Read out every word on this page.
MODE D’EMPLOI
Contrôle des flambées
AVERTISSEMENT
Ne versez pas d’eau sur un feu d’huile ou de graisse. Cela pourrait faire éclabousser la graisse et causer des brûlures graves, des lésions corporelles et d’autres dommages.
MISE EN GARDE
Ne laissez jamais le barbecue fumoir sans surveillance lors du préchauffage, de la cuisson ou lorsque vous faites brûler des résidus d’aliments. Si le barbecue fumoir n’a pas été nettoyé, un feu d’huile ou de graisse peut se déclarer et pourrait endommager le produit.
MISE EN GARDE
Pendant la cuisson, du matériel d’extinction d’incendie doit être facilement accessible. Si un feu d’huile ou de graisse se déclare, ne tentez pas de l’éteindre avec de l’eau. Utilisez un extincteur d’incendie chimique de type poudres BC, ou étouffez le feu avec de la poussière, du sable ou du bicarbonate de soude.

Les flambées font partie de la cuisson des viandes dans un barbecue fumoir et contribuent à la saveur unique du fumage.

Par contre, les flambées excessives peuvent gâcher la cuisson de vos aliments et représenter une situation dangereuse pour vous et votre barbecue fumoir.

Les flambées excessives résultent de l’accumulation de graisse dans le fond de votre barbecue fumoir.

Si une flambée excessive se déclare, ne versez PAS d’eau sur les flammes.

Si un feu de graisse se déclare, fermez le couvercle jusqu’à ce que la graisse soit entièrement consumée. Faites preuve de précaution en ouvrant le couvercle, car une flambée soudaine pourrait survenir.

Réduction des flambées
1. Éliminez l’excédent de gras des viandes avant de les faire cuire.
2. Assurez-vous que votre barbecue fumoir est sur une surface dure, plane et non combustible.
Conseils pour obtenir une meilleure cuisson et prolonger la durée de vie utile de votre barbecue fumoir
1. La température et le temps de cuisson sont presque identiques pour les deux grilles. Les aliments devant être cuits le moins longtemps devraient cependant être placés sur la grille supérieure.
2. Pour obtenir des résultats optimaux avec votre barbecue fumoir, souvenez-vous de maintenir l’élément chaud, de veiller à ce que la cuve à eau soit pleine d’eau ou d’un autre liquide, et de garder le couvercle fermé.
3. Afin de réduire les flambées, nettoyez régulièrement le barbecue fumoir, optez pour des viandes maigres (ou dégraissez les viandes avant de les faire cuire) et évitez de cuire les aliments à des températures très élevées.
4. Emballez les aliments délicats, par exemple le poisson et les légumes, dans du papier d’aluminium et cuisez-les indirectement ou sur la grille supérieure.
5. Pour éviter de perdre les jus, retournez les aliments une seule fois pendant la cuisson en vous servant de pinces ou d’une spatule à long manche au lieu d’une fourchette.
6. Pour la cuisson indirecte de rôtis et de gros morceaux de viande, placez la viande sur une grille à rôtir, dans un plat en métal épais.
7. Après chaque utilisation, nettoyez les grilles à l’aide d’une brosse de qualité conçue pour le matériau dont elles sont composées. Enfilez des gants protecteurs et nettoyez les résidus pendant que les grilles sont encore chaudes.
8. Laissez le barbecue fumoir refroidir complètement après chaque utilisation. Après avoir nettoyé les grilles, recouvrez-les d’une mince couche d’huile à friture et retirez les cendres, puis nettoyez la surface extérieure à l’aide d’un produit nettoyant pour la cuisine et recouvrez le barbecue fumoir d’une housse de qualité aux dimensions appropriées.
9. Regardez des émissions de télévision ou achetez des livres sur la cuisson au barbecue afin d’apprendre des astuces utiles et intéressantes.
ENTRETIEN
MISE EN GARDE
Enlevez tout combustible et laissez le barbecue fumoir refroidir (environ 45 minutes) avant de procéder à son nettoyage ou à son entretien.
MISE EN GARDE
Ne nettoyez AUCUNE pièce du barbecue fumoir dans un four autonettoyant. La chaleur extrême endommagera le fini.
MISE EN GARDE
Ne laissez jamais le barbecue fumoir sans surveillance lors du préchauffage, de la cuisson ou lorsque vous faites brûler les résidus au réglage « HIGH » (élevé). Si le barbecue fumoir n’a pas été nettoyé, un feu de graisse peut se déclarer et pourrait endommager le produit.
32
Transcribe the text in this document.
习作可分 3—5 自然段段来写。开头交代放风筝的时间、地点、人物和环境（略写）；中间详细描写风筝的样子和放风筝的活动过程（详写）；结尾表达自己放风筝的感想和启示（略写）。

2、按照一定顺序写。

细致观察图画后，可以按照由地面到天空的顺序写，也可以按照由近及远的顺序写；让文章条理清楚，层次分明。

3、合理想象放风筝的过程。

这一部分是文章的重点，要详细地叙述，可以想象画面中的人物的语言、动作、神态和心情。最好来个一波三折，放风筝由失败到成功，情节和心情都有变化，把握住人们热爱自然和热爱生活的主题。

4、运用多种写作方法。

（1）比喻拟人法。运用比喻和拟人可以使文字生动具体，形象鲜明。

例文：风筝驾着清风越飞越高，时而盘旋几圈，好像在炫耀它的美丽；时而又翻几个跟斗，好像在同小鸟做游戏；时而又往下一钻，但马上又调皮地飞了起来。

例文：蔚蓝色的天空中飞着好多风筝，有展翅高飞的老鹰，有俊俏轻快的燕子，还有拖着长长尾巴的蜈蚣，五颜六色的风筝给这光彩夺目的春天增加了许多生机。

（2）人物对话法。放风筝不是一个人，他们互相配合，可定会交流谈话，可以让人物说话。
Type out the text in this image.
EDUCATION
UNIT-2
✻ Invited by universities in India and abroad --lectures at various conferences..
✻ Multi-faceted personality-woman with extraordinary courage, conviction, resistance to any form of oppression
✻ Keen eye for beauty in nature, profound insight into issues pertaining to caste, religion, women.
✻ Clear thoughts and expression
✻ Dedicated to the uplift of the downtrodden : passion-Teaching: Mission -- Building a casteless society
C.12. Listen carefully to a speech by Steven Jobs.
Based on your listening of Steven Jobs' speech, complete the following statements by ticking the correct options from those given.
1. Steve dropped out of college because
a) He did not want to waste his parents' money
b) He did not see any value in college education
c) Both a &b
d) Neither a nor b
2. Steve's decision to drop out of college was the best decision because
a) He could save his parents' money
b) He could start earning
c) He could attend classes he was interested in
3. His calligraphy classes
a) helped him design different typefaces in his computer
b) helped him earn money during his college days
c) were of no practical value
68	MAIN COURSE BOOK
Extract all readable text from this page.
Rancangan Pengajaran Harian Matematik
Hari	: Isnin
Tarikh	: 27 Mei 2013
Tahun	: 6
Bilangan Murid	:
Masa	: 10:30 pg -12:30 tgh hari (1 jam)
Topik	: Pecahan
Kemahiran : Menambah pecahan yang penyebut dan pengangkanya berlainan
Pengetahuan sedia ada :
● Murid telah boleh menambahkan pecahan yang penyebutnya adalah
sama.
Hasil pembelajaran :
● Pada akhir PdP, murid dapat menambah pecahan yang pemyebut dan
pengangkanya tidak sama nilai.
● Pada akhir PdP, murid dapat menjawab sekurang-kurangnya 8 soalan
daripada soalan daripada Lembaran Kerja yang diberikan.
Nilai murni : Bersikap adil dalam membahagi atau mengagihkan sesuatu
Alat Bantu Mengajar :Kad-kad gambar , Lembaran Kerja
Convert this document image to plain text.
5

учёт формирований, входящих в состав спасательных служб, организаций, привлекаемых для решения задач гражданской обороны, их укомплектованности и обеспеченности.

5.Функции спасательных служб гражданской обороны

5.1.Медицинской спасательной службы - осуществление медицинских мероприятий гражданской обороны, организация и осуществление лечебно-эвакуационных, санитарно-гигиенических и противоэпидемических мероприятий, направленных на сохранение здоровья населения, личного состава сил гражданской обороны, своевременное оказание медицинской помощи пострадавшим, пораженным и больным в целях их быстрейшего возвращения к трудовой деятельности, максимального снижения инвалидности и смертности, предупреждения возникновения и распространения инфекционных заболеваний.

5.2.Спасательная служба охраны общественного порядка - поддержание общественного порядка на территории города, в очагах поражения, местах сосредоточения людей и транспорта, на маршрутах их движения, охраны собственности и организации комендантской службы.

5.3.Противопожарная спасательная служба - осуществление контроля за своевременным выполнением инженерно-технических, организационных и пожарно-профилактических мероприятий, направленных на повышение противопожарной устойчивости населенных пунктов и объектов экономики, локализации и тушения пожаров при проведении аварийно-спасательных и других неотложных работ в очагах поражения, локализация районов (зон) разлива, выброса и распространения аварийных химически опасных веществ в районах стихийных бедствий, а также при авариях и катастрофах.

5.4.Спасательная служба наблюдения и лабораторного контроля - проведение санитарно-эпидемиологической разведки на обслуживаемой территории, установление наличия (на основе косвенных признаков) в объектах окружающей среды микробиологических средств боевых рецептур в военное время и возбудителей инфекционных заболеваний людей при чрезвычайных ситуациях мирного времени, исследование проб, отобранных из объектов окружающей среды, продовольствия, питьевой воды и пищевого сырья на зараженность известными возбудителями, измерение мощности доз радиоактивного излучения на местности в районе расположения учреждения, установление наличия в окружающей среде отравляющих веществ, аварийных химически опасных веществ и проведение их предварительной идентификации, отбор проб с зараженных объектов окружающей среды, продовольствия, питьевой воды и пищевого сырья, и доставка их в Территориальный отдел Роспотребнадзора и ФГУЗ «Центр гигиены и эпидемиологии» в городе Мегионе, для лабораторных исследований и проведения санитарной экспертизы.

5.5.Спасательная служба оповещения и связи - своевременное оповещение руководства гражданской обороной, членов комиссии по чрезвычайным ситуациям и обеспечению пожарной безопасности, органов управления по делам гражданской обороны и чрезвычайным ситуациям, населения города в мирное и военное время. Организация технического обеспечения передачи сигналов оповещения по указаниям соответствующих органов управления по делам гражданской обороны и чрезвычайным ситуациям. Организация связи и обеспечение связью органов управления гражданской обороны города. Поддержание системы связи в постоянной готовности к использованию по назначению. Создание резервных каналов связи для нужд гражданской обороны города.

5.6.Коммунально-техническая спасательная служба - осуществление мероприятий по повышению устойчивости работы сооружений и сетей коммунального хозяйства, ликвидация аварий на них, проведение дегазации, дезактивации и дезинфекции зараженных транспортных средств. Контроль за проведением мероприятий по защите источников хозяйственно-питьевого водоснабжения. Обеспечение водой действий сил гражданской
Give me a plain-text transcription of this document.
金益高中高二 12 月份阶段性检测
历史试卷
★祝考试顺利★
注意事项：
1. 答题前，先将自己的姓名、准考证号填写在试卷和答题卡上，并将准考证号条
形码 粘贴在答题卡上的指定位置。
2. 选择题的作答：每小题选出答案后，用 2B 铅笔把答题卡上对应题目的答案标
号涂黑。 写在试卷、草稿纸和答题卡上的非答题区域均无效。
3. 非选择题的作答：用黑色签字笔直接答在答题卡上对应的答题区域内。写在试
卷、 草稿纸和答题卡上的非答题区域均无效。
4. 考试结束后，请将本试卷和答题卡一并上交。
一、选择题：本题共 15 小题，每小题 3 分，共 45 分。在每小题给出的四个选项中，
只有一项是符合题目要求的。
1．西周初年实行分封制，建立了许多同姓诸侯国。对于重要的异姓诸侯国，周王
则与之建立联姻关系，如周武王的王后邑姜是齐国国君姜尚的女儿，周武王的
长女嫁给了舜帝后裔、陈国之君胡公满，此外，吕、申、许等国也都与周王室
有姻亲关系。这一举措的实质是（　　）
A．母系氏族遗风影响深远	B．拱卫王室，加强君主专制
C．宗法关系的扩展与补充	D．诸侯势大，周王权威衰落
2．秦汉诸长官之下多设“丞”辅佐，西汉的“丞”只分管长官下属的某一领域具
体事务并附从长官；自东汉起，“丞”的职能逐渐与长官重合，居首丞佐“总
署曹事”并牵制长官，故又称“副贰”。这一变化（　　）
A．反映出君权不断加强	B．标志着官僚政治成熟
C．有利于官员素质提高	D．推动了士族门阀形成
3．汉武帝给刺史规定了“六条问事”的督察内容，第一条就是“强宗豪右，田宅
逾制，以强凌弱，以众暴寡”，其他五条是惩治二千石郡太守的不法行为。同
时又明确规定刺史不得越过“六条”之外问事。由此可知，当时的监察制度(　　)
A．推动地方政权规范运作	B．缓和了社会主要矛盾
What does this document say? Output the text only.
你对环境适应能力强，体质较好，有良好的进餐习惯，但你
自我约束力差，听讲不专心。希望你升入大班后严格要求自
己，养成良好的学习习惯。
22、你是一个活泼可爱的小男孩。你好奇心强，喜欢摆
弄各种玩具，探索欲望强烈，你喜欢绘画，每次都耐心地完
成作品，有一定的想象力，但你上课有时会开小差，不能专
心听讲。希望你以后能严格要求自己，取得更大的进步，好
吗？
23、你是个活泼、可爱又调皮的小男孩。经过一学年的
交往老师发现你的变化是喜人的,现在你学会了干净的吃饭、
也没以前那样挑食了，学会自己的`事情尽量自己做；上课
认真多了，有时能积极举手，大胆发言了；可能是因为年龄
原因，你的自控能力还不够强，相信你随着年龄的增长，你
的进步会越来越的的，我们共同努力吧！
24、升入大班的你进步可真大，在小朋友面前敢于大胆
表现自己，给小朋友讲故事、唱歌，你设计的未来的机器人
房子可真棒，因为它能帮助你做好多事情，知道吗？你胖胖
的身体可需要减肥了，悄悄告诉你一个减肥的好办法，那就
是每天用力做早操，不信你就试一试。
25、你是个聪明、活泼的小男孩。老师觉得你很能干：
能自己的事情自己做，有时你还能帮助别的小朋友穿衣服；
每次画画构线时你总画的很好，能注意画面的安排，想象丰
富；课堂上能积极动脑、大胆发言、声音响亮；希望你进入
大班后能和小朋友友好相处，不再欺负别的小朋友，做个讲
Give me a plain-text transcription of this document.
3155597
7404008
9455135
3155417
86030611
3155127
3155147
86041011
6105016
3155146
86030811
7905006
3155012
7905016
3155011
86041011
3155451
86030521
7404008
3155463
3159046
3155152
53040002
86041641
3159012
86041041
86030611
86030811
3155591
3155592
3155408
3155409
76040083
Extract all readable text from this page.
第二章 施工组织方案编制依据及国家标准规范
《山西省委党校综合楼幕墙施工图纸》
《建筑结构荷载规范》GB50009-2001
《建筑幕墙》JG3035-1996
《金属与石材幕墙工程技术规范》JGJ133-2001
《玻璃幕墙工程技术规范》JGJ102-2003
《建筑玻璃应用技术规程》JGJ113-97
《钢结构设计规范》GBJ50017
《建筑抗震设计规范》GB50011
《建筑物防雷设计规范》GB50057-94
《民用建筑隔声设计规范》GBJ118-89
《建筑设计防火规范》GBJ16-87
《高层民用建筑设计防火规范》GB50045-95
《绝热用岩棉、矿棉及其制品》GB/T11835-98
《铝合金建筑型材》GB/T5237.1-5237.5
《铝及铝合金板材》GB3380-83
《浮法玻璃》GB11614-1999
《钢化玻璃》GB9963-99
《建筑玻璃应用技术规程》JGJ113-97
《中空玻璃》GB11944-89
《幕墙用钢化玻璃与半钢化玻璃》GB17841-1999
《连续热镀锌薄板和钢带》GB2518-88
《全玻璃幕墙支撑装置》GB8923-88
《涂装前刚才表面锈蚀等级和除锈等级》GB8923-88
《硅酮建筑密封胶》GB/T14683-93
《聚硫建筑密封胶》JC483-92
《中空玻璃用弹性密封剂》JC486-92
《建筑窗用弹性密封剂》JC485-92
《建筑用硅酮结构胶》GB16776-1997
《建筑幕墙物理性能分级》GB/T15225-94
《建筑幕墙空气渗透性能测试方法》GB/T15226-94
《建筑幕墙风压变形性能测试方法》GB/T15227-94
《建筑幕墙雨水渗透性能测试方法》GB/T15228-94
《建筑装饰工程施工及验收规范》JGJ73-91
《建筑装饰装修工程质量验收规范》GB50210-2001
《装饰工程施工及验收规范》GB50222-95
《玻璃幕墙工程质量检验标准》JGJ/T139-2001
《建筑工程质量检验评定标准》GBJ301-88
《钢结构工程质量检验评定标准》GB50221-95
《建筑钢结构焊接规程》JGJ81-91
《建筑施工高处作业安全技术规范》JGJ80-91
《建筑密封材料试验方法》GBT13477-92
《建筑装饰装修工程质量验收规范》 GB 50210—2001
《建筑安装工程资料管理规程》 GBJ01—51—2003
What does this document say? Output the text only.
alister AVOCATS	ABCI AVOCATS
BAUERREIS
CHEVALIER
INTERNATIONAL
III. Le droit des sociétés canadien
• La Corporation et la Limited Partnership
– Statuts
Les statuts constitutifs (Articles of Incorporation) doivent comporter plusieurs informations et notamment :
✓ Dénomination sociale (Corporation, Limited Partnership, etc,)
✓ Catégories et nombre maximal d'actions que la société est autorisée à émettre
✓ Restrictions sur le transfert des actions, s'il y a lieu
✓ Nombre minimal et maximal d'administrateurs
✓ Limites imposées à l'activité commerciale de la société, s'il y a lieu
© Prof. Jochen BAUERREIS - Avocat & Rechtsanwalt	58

-*-*-

Exercise aim => Among the entries above, how many lines include the word "lieu"? Give the number with no comment.

Task result => 3